• WRITTEN TASK: Repeat every entry word for word, but leave the images out of your copy.

BEGIN INPUT FOR THIS TASK

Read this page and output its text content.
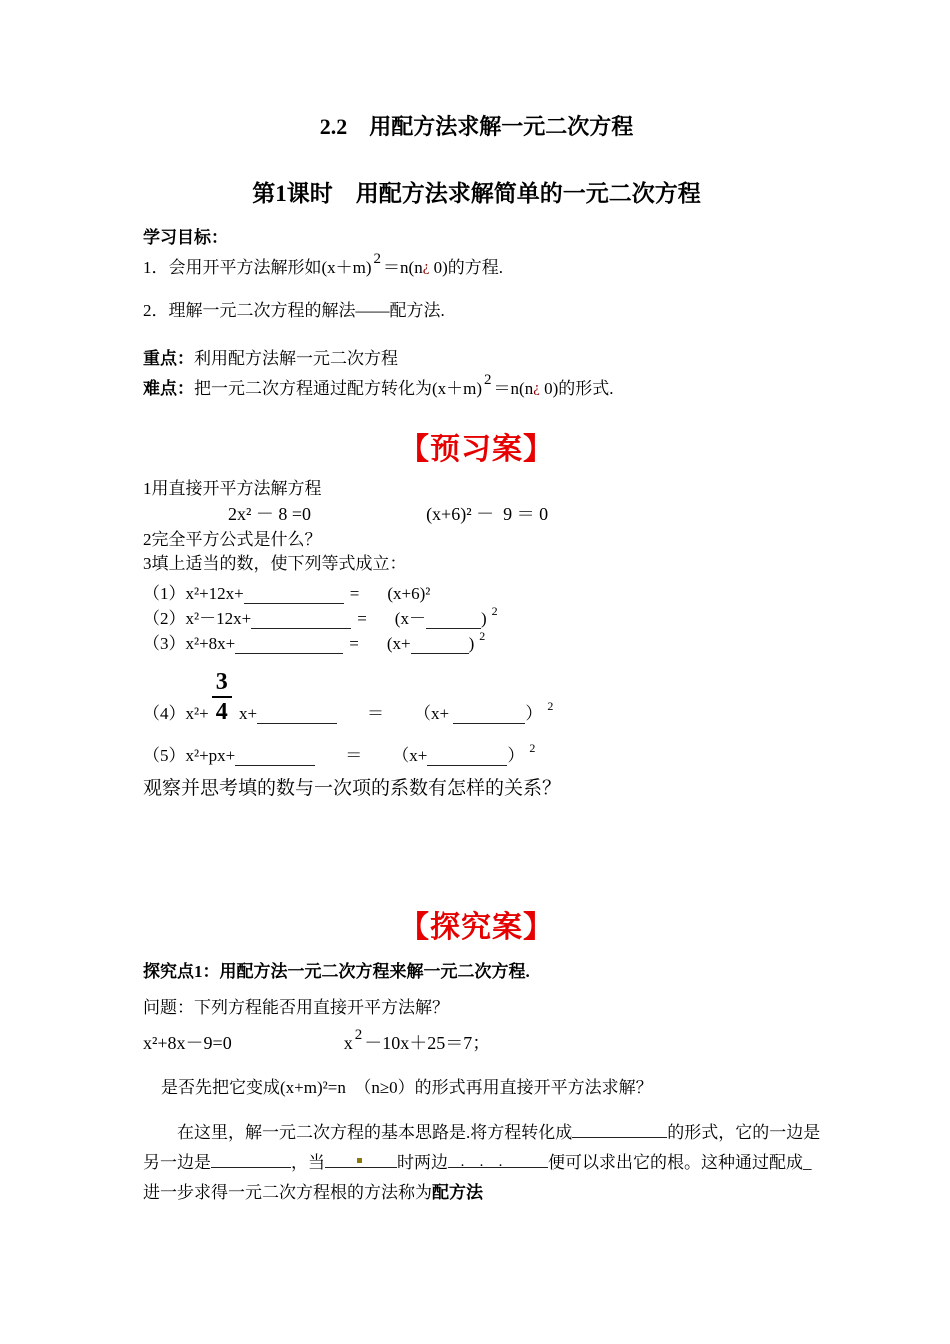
2.2　用配方法求解一元二次方程
第1课时　用配方法求解简单的一元二次方程
学习目标：
1．会用开平方法解形如(x＋m) 2 ＝n(n¿ 0)的方程.
2．理解一元二次方程的解法——配方法.
重点：利用配方法解一元二次方程
难点：把一元二次方程通过配方转化为(x＋m) 2 ＝n(n¿ 0)的形式.
【预习案】
1用直接开平方法解方程
2x² － 8 =0	(x+6)² －  9 ＝ 0
2完全平方公式是什么？
3填上适当的数，使下列等式成立：
（1）x²+12x+	= (x+6)²
（2）x²－12x+	= (x－	) 2
（3）x²+8x+	= (x+	) 2
$(4)x^2+ \frac{3}{4} x+$	＝ （x+	） 2
（5）x²+px+	＝ （x+	） 2
观察并思考填的数与一次项的系数有怎样的关系？
【探究案】
探究点1：用配方法一元二次方程来解一元二次方程.
问题：下列方程能否用直接开平方法解？
x²+8x－9=0	x $^2$ －10x＋25＝7；
是否先把它变成(x+m)²=n　（n≥0）的形式再用直接开平方法求解？
在这里，解一元二次方程的基本思路是.将方程转化成	的形式，它的一边是
另一边是	，当	时两边 ··· 便可以求出它的根。这种通过配成_
进一步求得一元二次方程根的方法称为配方法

END INPUT FOR THIS TASK

• EXERCISE SOLUTION:
Read this page and output its text content.
2.2　用配方法求解一元二次方程
第1课时　用配方法求解简单的一元二次方程
学习目标：
1．会用开平方法解形如(x＋m) 2 ＝n(n¿ 0)的方程.
2．理解一元二次方程的解法——配方法.
重点：利用配方法解一元二次方程
难点：把一元二次方程通过配方转化为(x＋m) 2 ＝n(n¿ 0)的形式.
【预习案】
1用直接开平方法解方程
2x² － 8 =0	(x+6)² －  9 ＝ 0
2完全平方公式是什么？
3填上适当的数，使下列等式成立：
（1）x²+12x+	= (x+6)²
（2）x²－12x+	= (x－	) 2
（3）x²+8x+	= (x+	) 2
$(4)x^2+ \frac{3}{4} x+$	＝ （x+	） 2
（5）x²+px+	＝ （x+	） 2
观察并思考填的数与一次项的系数有怎样的关系？
【探究案】
探究点1：用配方法一元二次方程来解一元二次方程.
问题：下列方程能否用直接开平方法解？
x²+8x－9=0	x $^2$ －10x＋25＝7；
是否先把它变成(x+m)²=n　（n≥0）的形式再用直接开平方法求解？
在这里，解一元二次方程的基本思路是.将方程转化成	的形式，它的一边是
另一边是	，当	时两边 ··· 便可以求出它的根。这种通过配成_
进一步求得一元二次方程根的方法称为配方法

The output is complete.